##### DATA SUPPLIED
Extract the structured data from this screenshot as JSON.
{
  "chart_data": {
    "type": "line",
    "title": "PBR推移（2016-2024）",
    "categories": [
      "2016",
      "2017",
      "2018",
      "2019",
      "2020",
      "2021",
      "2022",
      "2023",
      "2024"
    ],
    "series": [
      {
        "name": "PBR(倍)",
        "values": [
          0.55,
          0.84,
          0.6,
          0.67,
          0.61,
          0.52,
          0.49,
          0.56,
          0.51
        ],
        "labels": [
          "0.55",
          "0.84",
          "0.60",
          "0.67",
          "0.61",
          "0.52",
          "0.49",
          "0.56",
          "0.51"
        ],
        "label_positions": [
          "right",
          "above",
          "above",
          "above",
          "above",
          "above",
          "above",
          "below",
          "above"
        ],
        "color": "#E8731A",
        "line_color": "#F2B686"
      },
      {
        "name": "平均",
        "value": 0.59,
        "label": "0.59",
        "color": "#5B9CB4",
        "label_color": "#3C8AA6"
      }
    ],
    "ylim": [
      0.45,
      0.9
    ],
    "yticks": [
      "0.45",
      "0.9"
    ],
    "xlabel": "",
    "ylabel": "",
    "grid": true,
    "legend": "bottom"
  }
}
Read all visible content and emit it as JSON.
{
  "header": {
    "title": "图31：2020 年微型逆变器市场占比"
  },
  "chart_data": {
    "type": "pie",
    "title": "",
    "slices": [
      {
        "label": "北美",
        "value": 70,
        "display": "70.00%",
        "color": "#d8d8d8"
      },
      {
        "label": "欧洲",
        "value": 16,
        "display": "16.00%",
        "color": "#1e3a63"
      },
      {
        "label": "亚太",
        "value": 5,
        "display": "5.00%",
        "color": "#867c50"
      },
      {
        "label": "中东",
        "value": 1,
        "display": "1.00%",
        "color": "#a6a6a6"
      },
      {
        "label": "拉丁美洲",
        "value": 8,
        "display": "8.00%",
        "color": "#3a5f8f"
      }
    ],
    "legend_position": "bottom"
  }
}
##########
TASK REQUIREMENTS: Find the string "bottom" in the listing and return every line that holds it.

TASK SOLUTION:
    "legend": "bottom"
    "legend_position": "bottom"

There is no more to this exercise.